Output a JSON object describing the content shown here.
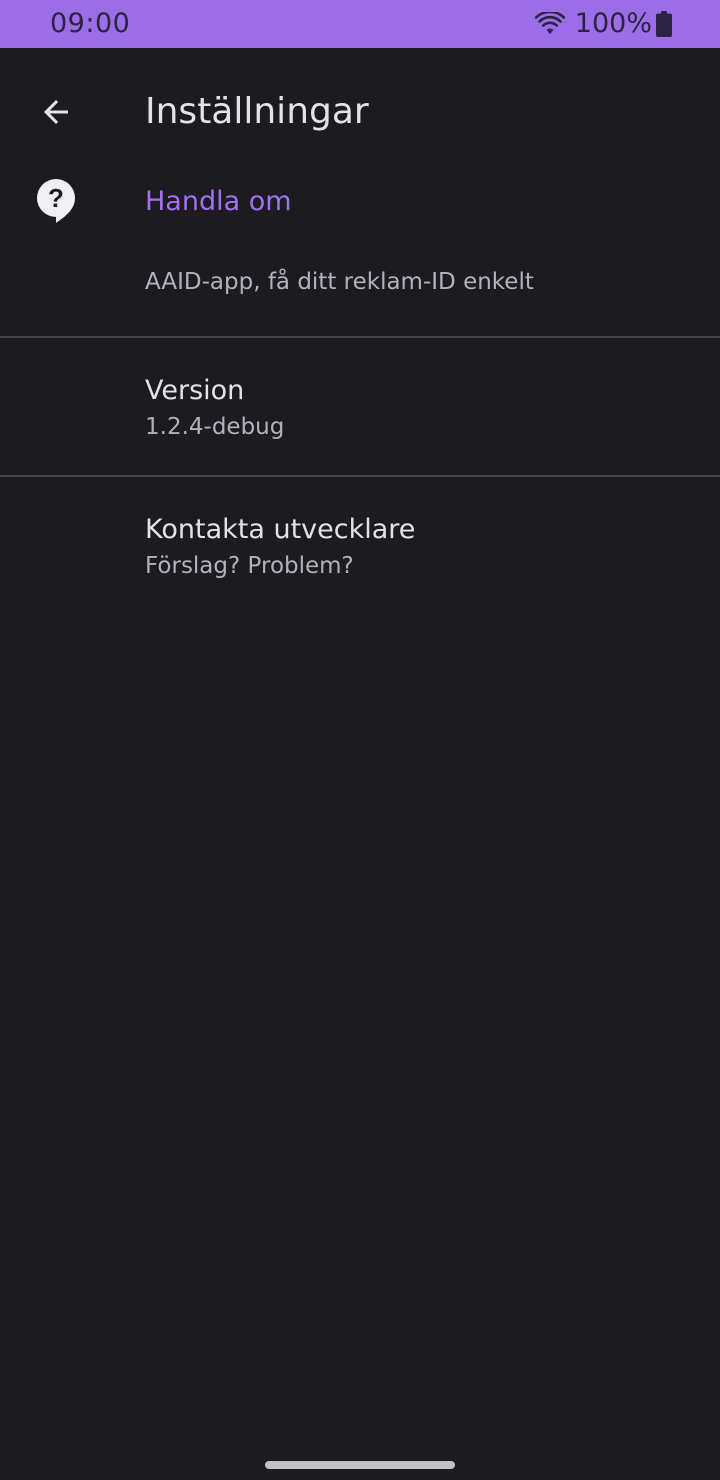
{
  "status_bar": {
    "time": "09:00",
    "battery": "100%",
    "wifi_icon": "wifi-icon",
    "battery_icon": "battery-full-icon",
    "background": "#9b6de6"
  },
  "app_bar": {
    "title": "Inställningar",
    "back_icon": "arrow-back-icon"
  },
  "about_category": {
    "icon": "help-circle-icon",
    "title": "Handla om",
    "summary": "AAID-app, få ditt reklam-ID enkelt",
    "accent_color": "#a370f0"
  },
  "preferences": [
    {
      "title": "Version",
      "summary": "1.2.4-debug"
    },
    {
      "title": "Kontakta utvecklare",
      "summary": "Förslag? Problem?"
    }
  ],
  "colors": {
    "background": "#1c1b20",
    "divider": "#48454e",
    "text_primary": "#e6e1e5",
    "text_secondary": "#b5b0bd"
  }
}
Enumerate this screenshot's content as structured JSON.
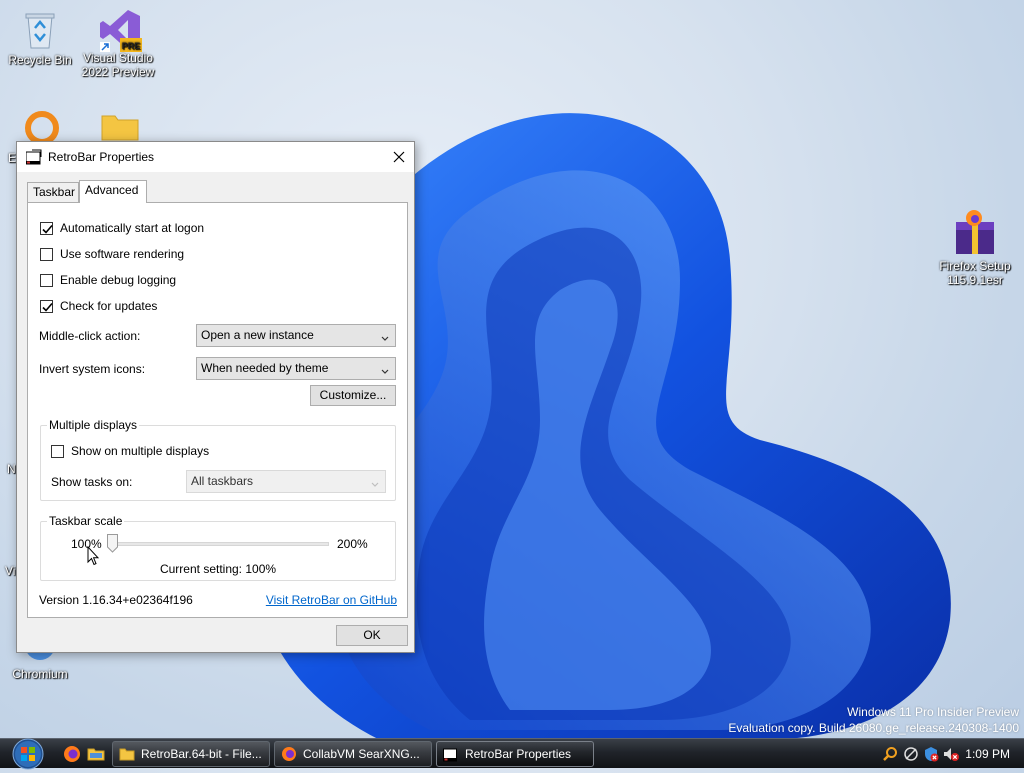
{
  "desktop": {
    "icons": [
      {
        "label": "Recycle Bin"
      },
      {
        "label": "Visual Studio 2022 Preview"
      },
      {
        "label": "Firefox Setup 115.9.1esr"
      },
      {
        "label": "Chromium"
      }
    ],
    "vs_badge": "PRE",
    "partial_labels": [
      "E",
      "N",
      "Vi"
    ]
  },
  "watermark": {
    "line1": "Windows 11 Pro Insider Preview",
    "line2": "Evaluation copy. Build 26080.ge_release.240308-1400"
  },
  "dialog": {
    "title": "RetroBar Properties",
    "tabs": [
      {
        "label": "Taskbar",
        "active": false
      },
      {
        "label": "Advanced",
        "active": true
      }
    ],
    "options": {
      "auto_start": {
        "label": "Automatically start at logon",
        "checked": true
      },
      "software_rendering": {
        "label": "Use software rendering",
        "checked": false
      },
      "debug_logging": {
        "label": "Enable debug logging",
        "checked": false
      },
      "check_updates": {
        "label": "Check for updates",
        "checked": true
      }
    },
    "middle_click": {
      "label": "Middle-click action:",
      "value": "Open a new instance"
    },
    "invert_icons": {
      "label": "Invert system icons:",
      "value": "When needed by theme"
    },
    "customize_label": "Customize...",
    "multiple_displays": {
      "title": "Multiple displays",
      "show_on_multiple": {
        "label": "Show on multiple displays",
        "checked": false
      },
      "show_tasks_label": "Show tasks on:",
      "show_tasks_value": "All taskbars"
    },
    "scale": {
      "title": "Taskbar scale",
      "min_label": "100%",
      "max_label": "200%",
      "value_percent": 100,
      "current": "Current setting: 100%"
    },
    "version": "Version 1.16.34+e02364f196",
    "github_link": "Visit RetroBar on GitHub",
    "ok_label": "OK"
  },
  "taskbar": {
    "tasks": [
      {
        "label": "RetroBar.64-bit - File...",
        "icon": "folder-icon"
      },
      {
        "label": "CollabVM SearXNG...",
        "icon": "firefox-icon"
      },
      {
        "label": "RetroBar Properties",
        "icon": "retrobar-icon",
        "active": true
      }
    ],
    "clock": "1:09 PM"
  },
  "colors": {
    "accent": "#0066cc",
    "wallpaper_blue": "#1a4fd6"
  }
}
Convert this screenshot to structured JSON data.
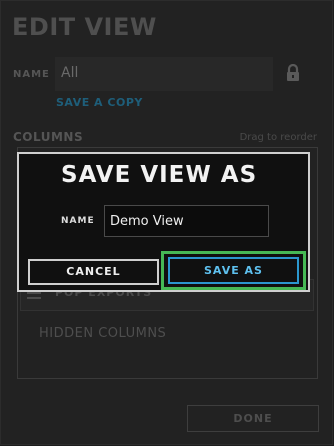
{
  "panel": {
    "title": "EDIT VIEW",
    "name_label": "NAME",
    "name_value": "All",
    "save_copy_label": "SAVE A COPY",
    "columns_label": "COLUMNS",
    "drag_hint": "Drag to reorder",
    "visible_column": "POP EXPORTS",
    "hidden_columns_label": "HIDDEN COLUMNS",
    "done_label": "DONE"
  },
  "modal": {
    "title": "SAVE VIEW AS",
    "name_label": "NAME",
    "name_value": "Demo View",
    "cancel_label": "CANCEL",
    "save_as_label": "SAVE AS"
  },
  "colors": {
    "accent": "#2b97cf",
    "highlight": "#46b955",
    "link": "#1e5e7a"
  },
  "icons": {
    "lock": "lock-icon",
    "drag_handle": "drag-handle-icon"
  }
}
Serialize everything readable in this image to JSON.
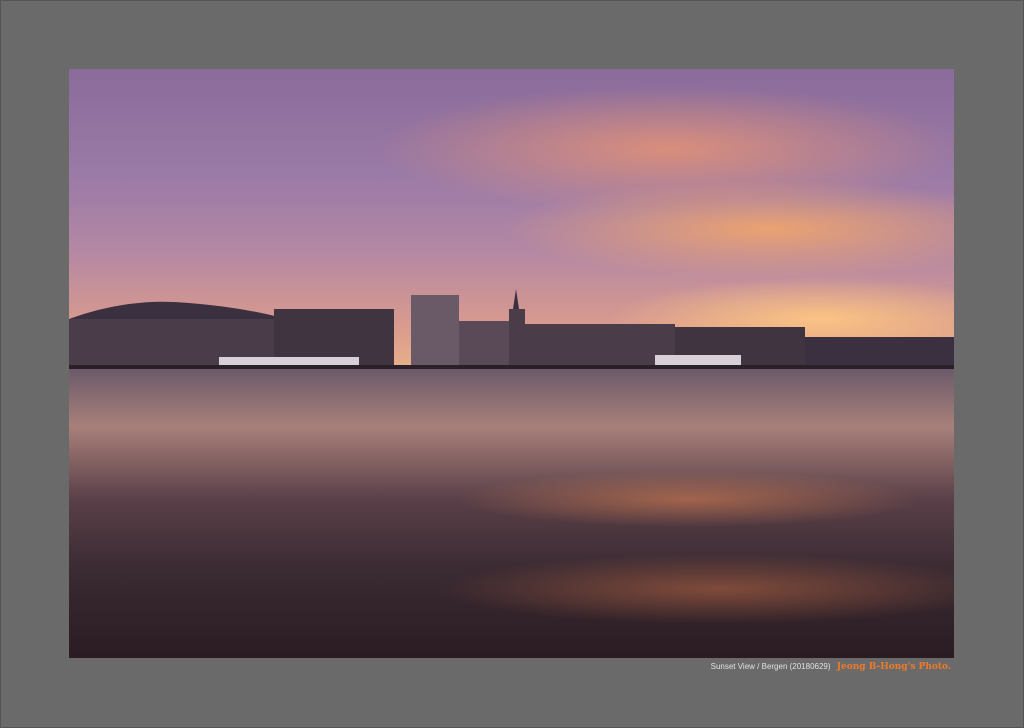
{
  "photo": {
    "subject": "sunset-harbor"
  },
  "caption": {
    "text": "Sunset View / Bergen  (20180629)",
    "signature": "Jeong B-Hong's Photo."
  },
  "colors": {
    "frame": "#6a6a6a",
    "signature": "#f07a2a"
  }
}
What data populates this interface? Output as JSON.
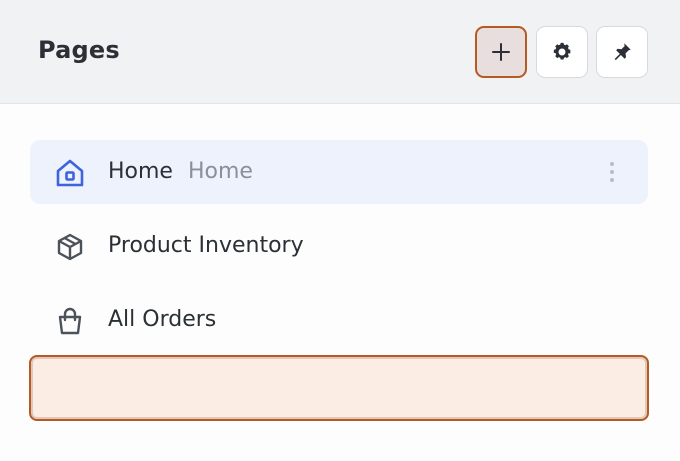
{
  "header": {
    "title": "Pages",
    "buttons": {
      "add": {
        "icon": "plus-icon"
      },
      "settings": {
        "icon": "gear-icon"
      },
      "pin": {
        "icon": "pin-icon"
      }
    }
  },
  "pages": [
    {
      "label": "Home",
      "sublabel": "Home",
      "icon": "home-icon",
      "active": true
    },
    {
      "label": "Product Inventory",
      "icon": "box-icon"
    },
    {
      "label": "All Orders",
      "icon": "shopping-bag-icon"
    }
  ],
  "new_page_input": {
    "value": "",
    "placeholder": ""
  },
  "colors": {
    "accent": "#b55a22",
    "active_bg": "#edf2fd",
    "home_icon": "#3d63dd",
    "header_bg": "#f1f2f4"
  }
}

- **To do**: Using the listing, collect all lines in which the string "Properties" is found.

- **Task response**:
    "title": "RetroBar Properties",
        "label": "RetroBar Properties",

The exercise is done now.